> Brief 1
Duplicate the entries from their first line through the line containing "reaction-count: 1 <box>398 116 408 135</box>", including both of those lines.

** begin Document text **

LAS CRUCES -- Monitoring the climate along the Rio Grande is critical to managing a steady, reliable water source. To track water and weather conditions along the river, the Middle Rio Grande Conservancy District is installing 10 new weather stations provided by the Bureau of Reclamation.

"These electronic sensors monitor air temperature, relative humidity, soil temperature and moisture, precipitation, solar radiation and wind speed and direction," said Ted Sammis, New Mexico's climatologist and a hydrologist with New Mexico State University's Agricultural Experiment Station. "This information will allow us to better manage and monitor the Rio Grande resources."

The Elephant Butte Conservation District also is installing two dataloggers, making the total 12.

Steve Hansen with the U.S. Bureau of Reclamation is coordinating the project. "We will be using this network to model daily operations on the river," Hansen said.

This new evapotranspiration monitoring network project is about 50 percent complete, with several weather stations already on-line.

Evapotranspiration is the loss of water by both evaporation from open water and transpiration from plants along the river, as well as irrigated crops in the valley.

Evapotranspiration in the Rio Grande corridor, which includes both the forest along the river and the Rio Grande itself, accounts for about 60 percent of the total water used, Hansen said.

"The climate data collected from the weather station dataloggers will be combined with crop acreage data to calculate the evapotranspiration component of the water balance for the entire river," Sammis said.

Information from the new network, including real-time weather data and a clickable map displaying daily evapotranspiration rates, will be available on the World Wide Web at http://www.usbr.gov/rsmg/nexrad/riogrande.html.

This information also will be accessible through the New Mexico Climate Center at http://weather.nmsu.edu.

"NMSU's computer automatically updates its climate data base each evening by calling dataloggers across the state," Sammis said. The devices being installed along the Rio Grande also will be called by the computer.

"The middle Rio Grande basin has a history of consuming a large amount of water," Hansen said. "There is a real need to monitor and understand water use because in average years the Middle Rio Grande Basin is using more water than it receives on a renewable basis."

** end Document text **
** begin Given records **

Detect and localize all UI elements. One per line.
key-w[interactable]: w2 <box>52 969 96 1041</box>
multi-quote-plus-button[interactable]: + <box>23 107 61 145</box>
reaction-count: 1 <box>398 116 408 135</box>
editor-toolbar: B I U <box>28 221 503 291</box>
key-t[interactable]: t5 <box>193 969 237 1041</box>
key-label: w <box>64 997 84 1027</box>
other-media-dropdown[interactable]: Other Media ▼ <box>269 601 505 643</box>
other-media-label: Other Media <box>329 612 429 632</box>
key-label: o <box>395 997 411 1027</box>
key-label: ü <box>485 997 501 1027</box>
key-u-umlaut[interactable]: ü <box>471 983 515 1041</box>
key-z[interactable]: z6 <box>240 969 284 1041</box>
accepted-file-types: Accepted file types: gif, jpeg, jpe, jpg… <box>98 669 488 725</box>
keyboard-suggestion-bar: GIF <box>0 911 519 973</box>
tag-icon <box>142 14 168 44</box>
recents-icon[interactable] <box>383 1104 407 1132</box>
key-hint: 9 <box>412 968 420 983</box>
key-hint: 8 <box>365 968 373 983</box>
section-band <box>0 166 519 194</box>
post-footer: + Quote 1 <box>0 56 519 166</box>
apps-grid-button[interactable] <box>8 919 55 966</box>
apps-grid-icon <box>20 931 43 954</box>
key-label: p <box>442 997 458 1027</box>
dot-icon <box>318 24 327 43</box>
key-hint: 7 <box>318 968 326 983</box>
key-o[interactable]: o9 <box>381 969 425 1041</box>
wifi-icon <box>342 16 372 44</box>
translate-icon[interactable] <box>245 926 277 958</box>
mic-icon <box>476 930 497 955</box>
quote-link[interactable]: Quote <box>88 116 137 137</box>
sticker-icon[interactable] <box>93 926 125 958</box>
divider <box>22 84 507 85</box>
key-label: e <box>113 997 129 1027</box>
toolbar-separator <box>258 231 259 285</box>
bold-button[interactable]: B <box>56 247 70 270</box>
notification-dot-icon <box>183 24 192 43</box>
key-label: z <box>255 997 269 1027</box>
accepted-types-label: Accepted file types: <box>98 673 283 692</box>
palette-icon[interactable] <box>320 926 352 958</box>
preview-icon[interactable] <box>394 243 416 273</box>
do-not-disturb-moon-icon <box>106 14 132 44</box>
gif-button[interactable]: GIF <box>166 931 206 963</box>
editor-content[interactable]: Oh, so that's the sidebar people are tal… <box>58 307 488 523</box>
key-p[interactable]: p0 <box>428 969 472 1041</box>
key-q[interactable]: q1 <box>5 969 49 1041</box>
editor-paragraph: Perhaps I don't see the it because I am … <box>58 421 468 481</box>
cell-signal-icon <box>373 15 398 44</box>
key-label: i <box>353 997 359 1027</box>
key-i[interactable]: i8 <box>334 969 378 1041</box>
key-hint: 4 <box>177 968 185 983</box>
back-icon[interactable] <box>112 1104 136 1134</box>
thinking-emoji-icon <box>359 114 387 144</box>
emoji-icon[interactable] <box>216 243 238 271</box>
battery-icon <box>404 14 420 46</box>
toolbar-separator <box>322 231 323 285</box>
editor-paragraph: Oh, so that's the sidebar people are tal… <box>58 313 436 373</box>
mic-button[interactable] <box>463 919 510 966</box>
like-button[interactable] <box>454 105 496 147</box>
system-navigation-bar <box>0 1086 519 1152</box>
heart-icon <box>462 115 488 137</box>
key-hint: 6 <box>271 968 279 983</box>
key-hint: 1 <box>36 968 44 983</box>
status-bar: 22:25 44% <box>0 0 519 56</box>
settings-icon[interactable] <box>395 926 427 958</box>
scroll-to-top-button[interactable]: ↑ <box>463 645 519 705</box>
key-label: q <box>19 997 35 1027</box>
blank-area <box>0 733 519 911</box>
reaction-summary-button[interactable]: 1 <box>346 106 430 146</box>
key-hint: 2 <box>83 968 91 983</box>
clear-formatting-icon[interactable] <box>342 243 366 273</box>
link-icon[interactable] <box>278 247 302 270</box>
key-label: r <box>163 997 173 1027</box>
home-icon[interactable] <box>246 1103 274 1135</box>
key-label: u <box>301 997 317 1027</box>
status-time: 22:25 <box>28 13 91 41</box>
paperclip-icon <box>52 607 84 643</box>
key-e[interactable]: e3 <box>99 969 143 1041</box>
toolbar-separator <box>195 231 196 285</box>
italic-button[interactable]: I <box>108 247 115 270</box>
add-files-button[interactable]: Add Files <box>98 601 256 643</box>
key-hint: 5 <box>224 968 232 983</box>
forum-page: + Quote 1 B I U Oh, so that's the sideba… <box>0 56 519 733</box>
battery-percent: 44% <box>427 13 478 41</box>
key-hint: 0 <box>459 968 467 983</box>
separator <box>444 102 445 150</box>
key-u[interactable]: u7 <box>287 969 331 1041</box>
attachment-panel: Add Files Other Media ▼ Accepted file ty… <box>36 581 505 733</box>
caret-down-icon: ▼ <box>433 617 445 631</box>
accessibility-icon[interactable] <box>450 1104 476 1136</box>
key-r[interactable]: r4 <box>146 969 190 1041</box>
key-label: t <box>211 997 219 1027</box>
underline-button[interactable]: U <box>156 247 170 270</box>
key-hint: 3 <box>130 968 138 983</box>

** end Given records **

> Brief 2
Set down the passage of the article on the Rio Grande weather stations from "Information from the" to "Web at http://www.usbr.gov/rsmg/nexrad/riogrande.html.".

> Correct response 1
Detect and localize all UI elements. One per line.
key-w[interactable]: w2 <box>52 969 96 1041</box>
multi-quote-plus-button[interactable]: + <box>23 107 61 145</box>
reaction-count: 1 <box>398 116 408 135</box>

> Correct response 2
Information from the new network, including real-time weather data and a clickable map displaying daily evapotranspiration rates, will be available on the World Wide Web at http://www.usbr.gov/rsmg/nexrad/riogrande.html.